Quote all lines below exactly. Images stay out.

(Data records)
──────────

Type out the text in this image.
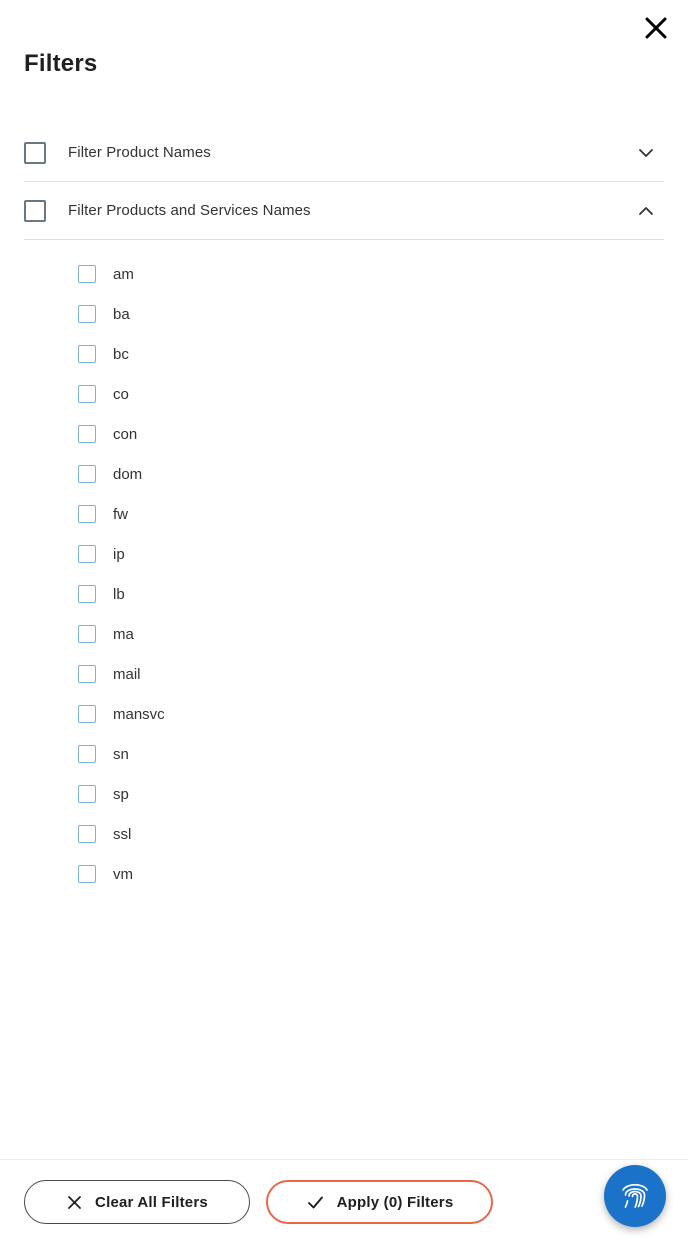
Filters
Filter Product Names
Filter Products and Services Names
am
ba
bc
co
con
dom
fw
ip
lb
ma
mail
mansvc
sn
sp
ssl
vm
Clear All Filters	Apply (0) Filters
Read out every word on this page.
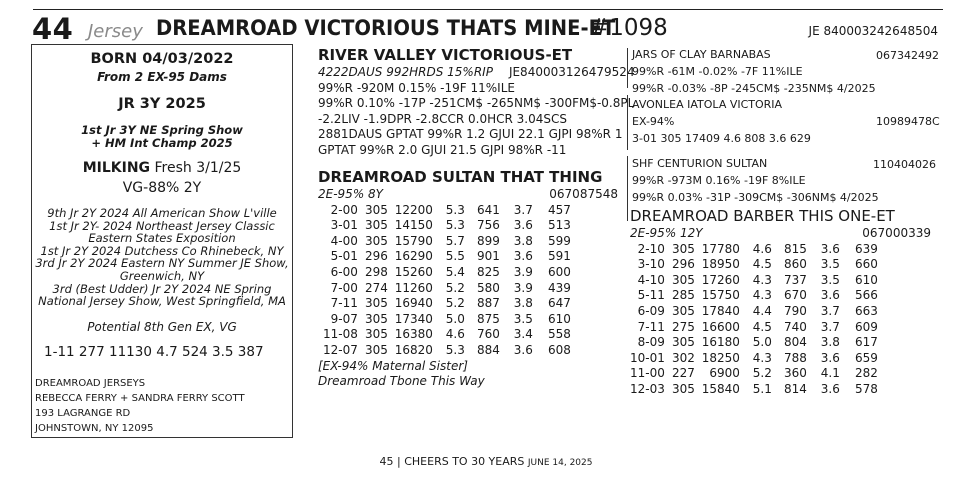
44 Jersey DREAMROAD VICTORIOUS THATS MINE-ET
#1098	JE 840003242648504
BORN 04/03/2022
From 2 EX-95 Dams
JR 3Y 2025
1st Jr 3Y NE Spring Show
+ HM Int Champ 2025
MILKING Fresh 3/1/25
VG-88% 2Y
9th Jr 2Y 2024 All American Show L'ville
1st Jr 2Y- 2024 Northeast Jersey Classic
Eastern States Exposition
1st Jr 2Y 2024 Dutchess Co Rhinebeck, NY
3rd Jr 2Y 2024 Eastern NY Summer JE Show,
Greenwich, NY
3rd (Best Udder) Jr 2Y 2024 NE Spring
National Jersey Show, West Springfield, MA
Potential 8th Gen EX, VG
1-11 277 11130 4.7 524 3.5 387
DREAMROAD JERSEYS
REBECCA FERRY + SANDRA FERRY SCOTT
193 LAGRANGE RD
JOHNSTOWN, NY 12095
RIVER VALLEY VICTORIOUS-ET
4222DAUS 992HRDS 15%RIP JE840003126479524
99%R -920M 0.15% -19F 11%ILE
99%R 0.10% -17P -251CM$ -265NM$ -300FM$-0.8PL
-2.2LIV -1.9DPR -2.8CCR 0.0HCR 3.04SCS
2881DAUS GPTAT 99%R 1.2 GJUI 22.1 GJPI 98%R 1
GPTAT 99%R 2.0 GJUI 21.5 GJPI 98%R -11
DREAMROAD SULTAN THAT THING
2E-95% 8Y	067087548
2-00	305	12200	5.3	641	3.7	457
3-01	305	14150	5.3	756	3.6	513
4-00	305	15790	5.7	899	3.8	599
5-01	296	16290	5.5	901	3.6	591
6-00	298	15260	5.4	825	3.9	600
7-00	274	11260	5.2	580	3.9	439
7-11	305	16940	5.2	887	3.8	647
9-07	305	17340	5.0	875	3.5	610
11-08	305	16380	4.6	760	3.4	558
12-07	305	16820	5.3	884	3.6	608
[EX-94% Maternal Sister]
Dreamroad Tbone This Way
JARS OF CLAY BARNABAS	067342492
99%R -61M -0.02% -7F 11%ILE
99%R -0.03% -8P -245CM$ -235NM$ 4/2025
AVONLEA IATOLA VICTORIA
EX-94%	10989478C
3-01 305 17409 4.6 808 3.6 629
SHF CENTURION SULTAN	110404026
99%R -973M 0.16% -19F 8%ILE
99%R 0.03% -31P -309CM$ -306NM$ 4/2025
DREAMROAD BARBER THIS ONE-ET
2E-95% 12Y	067000339
2-10	305	17780	4.6	815	3.6	639
3-10	296	18950	4.5	860	3.5	660
4-10	305	17260	4.3	737	3.5	610
5-11	285	15750	4.3	670	3.6	566
6-09	305	17840	4.4	790	3.7	663
7-11	275	16600	4.5	740	3.7	609
8-09	305	16180	5.0	804	3.8	617
10-01	302	18250	4.3	788	3.6	659
11-00	227	6900	5.2	360	4.1	282
12-03	305	15840	5.1	814	3.6	578
45 | CHEERS TO 30 YEARS JUNE 14, 2025
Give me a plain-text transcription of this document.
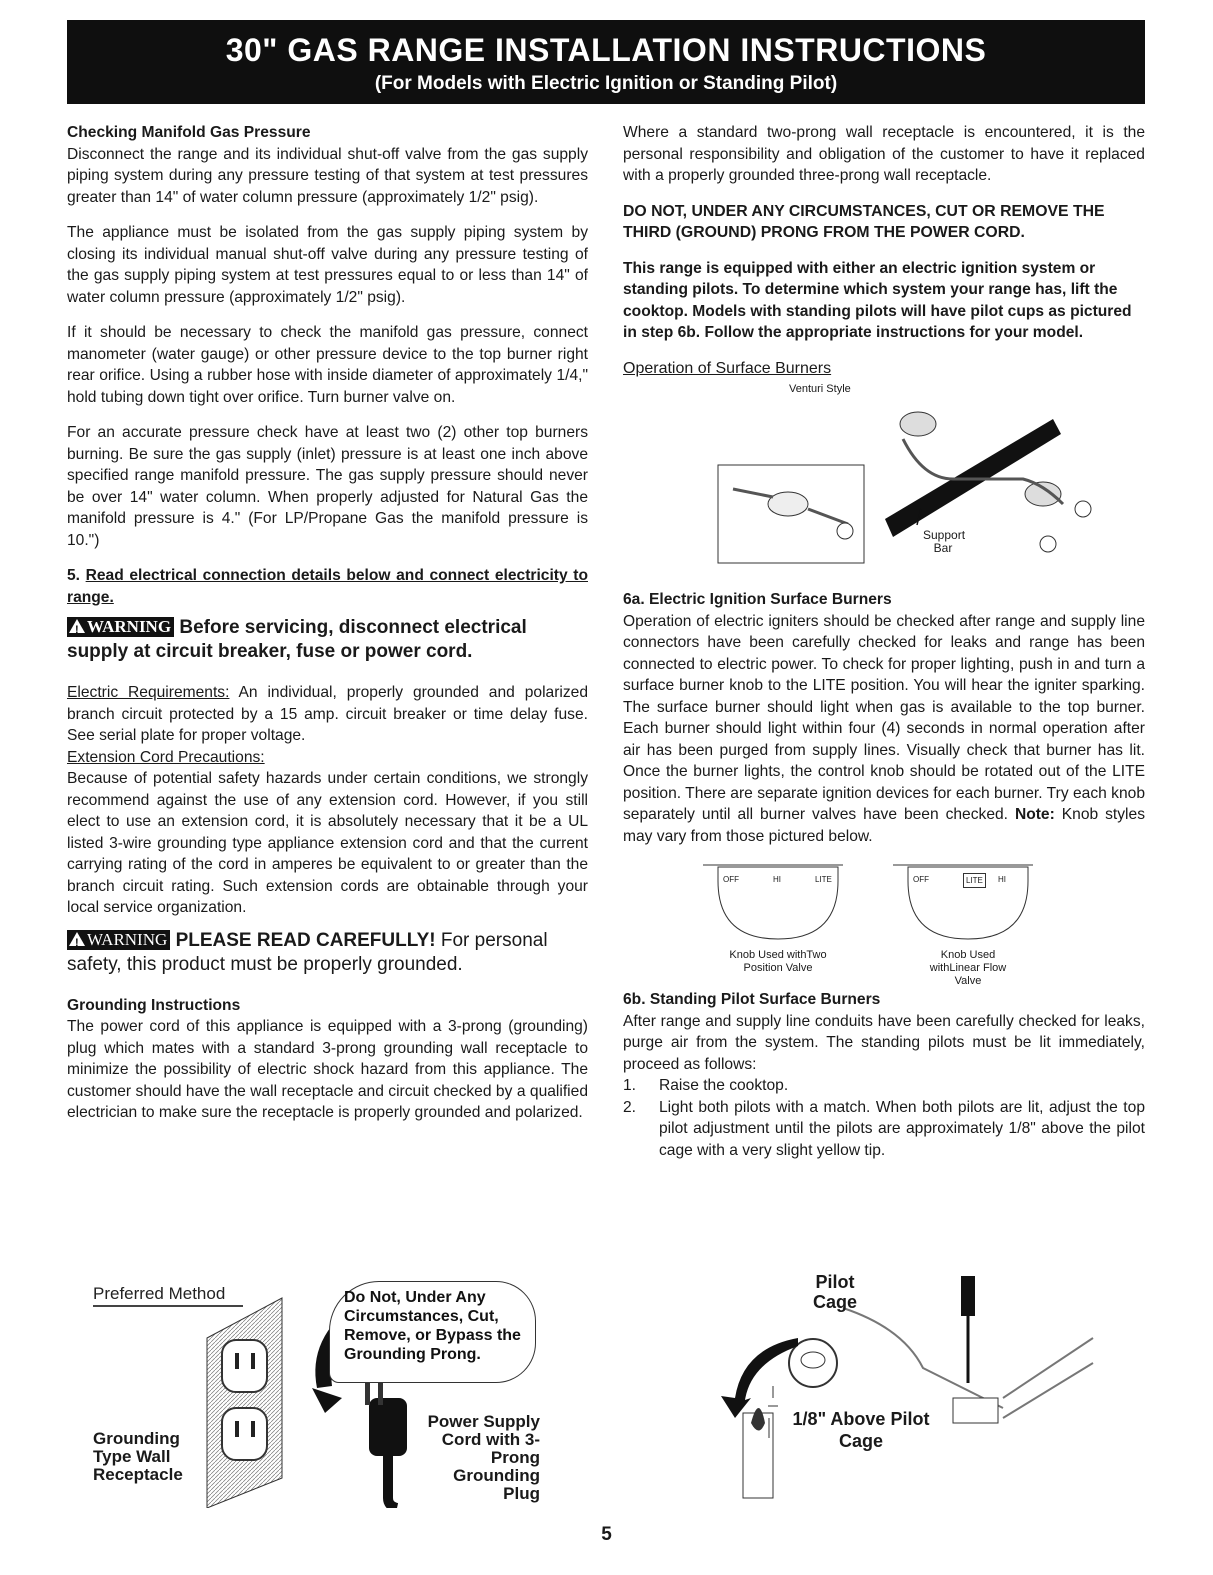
30" GAS RANGE INSTALLATION INSTRUCTIONS
(For Models with Electric Ignition or Standing Pilot)

Checking Manifold Gas Pressure

Disconnect the range and its individual shut-off valve from the gas supply piping system during any pressure testing of that system at test pressures greater than 14" of water column pressure (approximately 1/2" psig).

The appliance must be isolated from the gas supply piping system by closing its individual manual shut-off valve during any pressure testing of the gas supply piping system at test pressures equal to or less than 14" of water column pressure (approximately 1/2" psig).

If it should be necessary to check the manifold gas pressure, connect manometer (water gauge) or other pressure device to the top burner right rear orifice. Using a rubber hose with inside diameter of approximately 1/4," hold tubing down tight over orifice. Turn burner valve on.

For an accurate pressure check have at least two (2) other top burners burning. Be sure the gas supply (inlet) pressure is at least one inch above specified range manifold pressure. The gas supply pressure should never be over 14" water column. When properly adjusted for Natural Gas the manifold pressure is 4." (For LP/Propane Gas the manifold pressure is 10.")

5. Read electrical connection details below and connect electricity to range.

! WARNING Before servicing, disconnect electrical supply at circuit breaker, fuse or power cord.

Electric Requirements: An individual, properly grounded and polarized branch circuit protected by a 15 amp. circuit breaker or time delay fuse. See serial plate for proper voltage.

Extension Cord Precautions:

Because of potential safety hazards under certain conditions, we strongly recommend against the use of any extension cord. However, if you still elect to use an extension cord, it is absolutely necessary that it be a UL listed 3-wire grounding type appliance extension cord and that the current carrying rating of the cord in amperes be equivalent to or greater than the branch circuit rating. Such extension cords are obtainable through your local service organization.

! WARNING PLEASE READ CAREFULLY! For personal safety, this product must be properly grounded.

Grounding Instructions

The power cord of this appliance is equipped with a 3-prong (grounding) plug which mates with a standard 3-prong grounding wall receptacle to minimize the possibility of electric shock hazard from this appliance. The customer should have the wall receptacle and circuit checked by a qualified electrician to make sure the receptacle is properly grounded and polarized.

Preferred Method	Do Not, Under Any Circumstances, Cut, Remove, or Bypass the Grounding Prong.
Grounding Type Wall Receptacle
Power Supply Cord with 3-Prong Grounding Plug

Where a standard two-prong wall receptacle is encountered, it is the personal responsibility and obligation of the customer to have it replaced with a properly grounded three-prong wall receptacle.

DO NOT, UNDER ANY CIRCUMSTANCES, CUT OR REMOVE THE THIRD (GROUND) PRONG FROM THE POWER CORD.

This range is equipped with either an electric ignition system or standing pilots. To determine which system your range has, lift the cooktop. Models with standing pilots will have pilot cups as pictured in step 6b. Follow the appropriate instructions for your model.

Operation of Surface Burners

Venturi Style
Support Bar

6a. Electric Ignition Surface Burners

Operation of electric igniters should be checked after range and supply line connectors have been carefully checked for leaks and range has been connected to electric power. To check for proper lighting, push in and turn a surface burner knob to the LITE position. You will hear the igniter sparking. The surface burner should light when gas is available to the top burner. Each burner should light within four (4) seconds in normal operation after air has been purged from supply lines. Visually check that burner has lit. Once the burner lights, the control knob should be rotated out of the LITE position. There are separate ignition devices for each burner. Try each knob separately until all burner valves have been checked. Note: Knob styles may vary from those pictured below.

OFF	HI	LITE	OFF	LITE	HI
Knob Used withTwo Position Valve
Knob Used withLinear Flow Valve

6b. Standing Pilot Surface Burners

After range and supply line conduits have been carefully checked for leaks, purge air from the system. The standing pilots must be lit immediately, proceed as follows:

1.	Raise the cooktop.
2.	Light both pilots with a match. When both pilots are lit, adjust the top pilot adjustment until the pilots are approximately 1/8" above the pilot cage with a very slight yellow tip.
Pilot Cage
1/8" Above Pilot Cage
5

──────────

REPLY =>
Type out the text in this image.
Filters
Filter Product Names
Filter Products and Services Names
am
ba
bc
co
con
dom
fw
ip
lb
ma
mail
mansvc
sn
sp
ssl
vm
Clear All Filters	Apply (0) Filters
Read out every word on this page.
44 Jersey DREAMROAD VICTORIOUS THATS MINE-ET
#1098	JE 840003242648504
BORN 04/03/2022
From 2 EX-95 Dams
JR 3Y 2025
1st Jr 3Y NE Spring Show
+ HM Int Champ 2025
MILKING Fresh 3/1/25
VG-88% 2Y
9th Jr 2Y 2024 All American Show L'ville
1st Jr 2Y- 2024 Northeast Jersey Classic
Eastern States Exposition
1st Jr 2Y 2024 Dutchess Co Rhinebeck, NY
3rd Jr 2Y 2024 Eastern NY Summer JE Show,
Greenwich, NY
3rd (Best Udder) Jr 2Y 2024 NE Spring
National Jersey Show, West Springfield, MA
Potential 8th Gen EX, VG
1-11 277 11130 4.7 524 3.5 387
DREAMROAD JERSEYS
REBECCA FERRY + SANDRA FERRY SCOTT
193 LAGRANGE RD
JOHNSTOWN, NY 12095
RIVER VALLEY VICTORIOUS-ET
4222DAUS 992HRDS 15%RIP JE840003126479524
99%R -920M 0.15% -19F 11%ILE
99%R 0.10% -17P -251CM$ -265NM$ -300FM$-0.8PL
-2.2LIV -1.9DPR -2.8CCR 0.0HCR 3.04SCS
2881DAUS GPTAT 99%R 1.2 GJUI 22.1 GJPI 98%R 1
GPTAT 99%R 2.0 GJUI 21.5 GJPI 98%R -11
DREAMROAD SULTAN THAT THING
2E-95% 8Y	067087548
2-00	305	12200	5.3	641	3.7	457
3-01	305	14150	5.3	756	3.6	513
4-00	305	15790	5.7	899	3.8	599
5-01	296	16290	5.5	901	3.6	591
6-00	298	15260	5.4	825	3.9	600
7-00	274	11260	5.2	580	3.9	439
7-11	305	16940	5.2	887	3.8	647
9-07	305	17340	5.0	875	3.5	610
11-08	305	16380	4.6	760	3.4	558
12-07	305	16820	5.3	884	3.6	608
[EX-94% Maternal Sister]
Dreamroad Tbone This Way
JARS OF CLAY BARNABAS	067342492
99%R -61M -0.02% -7F 11%ILE
99%R -0.03% -8P -245CM$ -235NM$ 4/2025
AVONLEA IATOLA VICTORIA
EX-94%	10989478C
3-01 305 17409 4.6 808 3.6 629
SHF CENTURION SULTAN	110404026
99%R -973M 0.16% -19F 8%ILE
99%R 0.03% -31P -309CM$ -306NM$ 4/2025
DREAMROAD BARBER THIS ONE-ET
2E-95% 12Y	067000339
2-10	305	17780	4.6	815	3.6	639
3-10	296	18950	4.5	860	3.5	660
4-10	305	17260	4.3	737	3.5	610
5-11	285	15750	4.3	670	3.6	566
6-09	305	17840	4.4	790	3.7	663
7-11	275	16600	4.5	740	3.7	609
8-09	305	16180	5.0	804	3.8	617
10-01	302	18250	4.3	788	3.6	659
11-00	227	6900	5.2	360	4.1	282
12-03	305	15840	5.1	814	3.6	578
45 | CHEERS TO 30 YEARS JUNE 14, 2025
Give me a plain-text transcription of this document.
30" GAS RANGE INSTALLATION INSTRUCTIONS
(For Models with Electric Ignition or Standing Pilot)

Checking Manifold Gas Pressure

Disconnect the range and its individual shut-off valve from the gas supply piping system during any pressure testing of that system at test pressures greater than 14" of water column pressure (approximately 1/2" psig).

The appliance must be isolated from the gas supply piping system by closing its individual manual shut-off valve during any pressure testing of the gas supply piping system at test pressures equal to or less than 14" of water column pressure (approximately 1/2" psig).

If it should be necessary to check the manifold gas pressure, connect manometer (water gauge) or other pressure device to the top burner right rear orifice. Using a rubber hose with inside diameter of approximately 1/4," hold tubing down tight over orifice. Turn burner valve on.

For an accurate pressure check have at least two (2) other top burners burning. Be sure the gas supply (inlet) pressure is at least one inch above specified range manifold pressure. The gas supply pressure should never be over 14" water column. When properly adjusted for Natural Gas the manifold pressure is 4." (For LP/Propane Gas the manifold pressure is 10.")

5. Read electrical connection details below and connect electricity to range.

! WARNING Before servicing, disconnect electrical supply at circuit breaker, fuse or power cord.

Electric Requirements: An individual, properly grounded and polarized branch circuit protected by a 15 amp. circuit breaker or time delay fuse. See serial plate for proper voltage.

Extension Cord Precautions:

Because of potential safety hazards under certain conditions, we strongly recommend against the use of any extension cord. However, if you still elect to use an extension cord, it is absolutely necessary that it be a UL listed 3-wire grounding type appliance extension cord and that the current carrying rating of the cord in amperes be equivalent to or greater than the branch circuit rating. Such extension cords are obtainable through your local service organization.

! WARNING PLEASE READ CAREFULLY! For personal safety, this product must be properly grounded.

Grounding Instructions

The power cord of this appliance is equipped with a 3-prong (grounding) plug which mates with a standard 3-prong grounding wall receptacle to minimize the possibility of electric shock hazard from this appliance. The customer should have the wall receptacle and circuit checked by a qualified electrician to make sure the receptacle is properly grounded and polarized.

Preferred Method	Do Not, Under Any Circumstances, Cut, Remove, or Bypass the Grounding Prong.
Grounding Type Wall Receptacle
Power Supply Cord with 3-Prong Grounding Plug

Where a standard two-prong wall receptacle is encountered, it is the personal responsibility and obligation of the customer to have it replaced with a properly grounded three-prong wall receptacle.

DO NOT, UNDER ANY CIRCUMSTANCES, CUT OR REMOVE THE THIRD (GROUND) PRONG FROM THE POWER CORD.

This range is equipped with either an electric ignition system or standing pilots. To determine which system your range has, lift the cooktop. Models with standing pilots will have pilot cups as pictured in step 6b. Follow the appropriate instructions for your model.

Operation of Surface Burners

Venturi Style
Support Bar

6a. Electric Ignition Surface Burners

Operation of electric igniters should be checked after range and supply line connectors have been carefully checked for leaks and range has been connected to electric power. To check for proper lighting, push in and turn a surface burner knob to the LITE position. You will hear the igniter sparking. The surface burner should light when gas is available to the top burner. Each burner should light within four (4) seconds in normal operation after air has been purged from supply lines. Visually check that burner has lit. Once the burner lights, the control knob should be rotated out of the LITE position. There are separate ignition devices for each burner. Try each knob separately until all burner valves have been checked. Note: Knob styles may vary from those pictured below.

OFF	HI	LITE	OFF	LITE	HI
Knob Used withTwo Position Valve
Knob Used withLinear Flow Valve

6b. Standing Pilot Surface Burners

After range and supply line conduits have been carefully checked for leaks, purge air from the system. The standing pilots must be lit immediately, proceed as follows:

1.	Raise the cooktop.
2.	Light both pilots with a match. When both pilots are lit, adjust the top pilot adjustment until the pilots are approximately 1/8" above the pilot cage with a very slight yellow tip.
Pilot Cage
1/8" Above Pilot Cage
5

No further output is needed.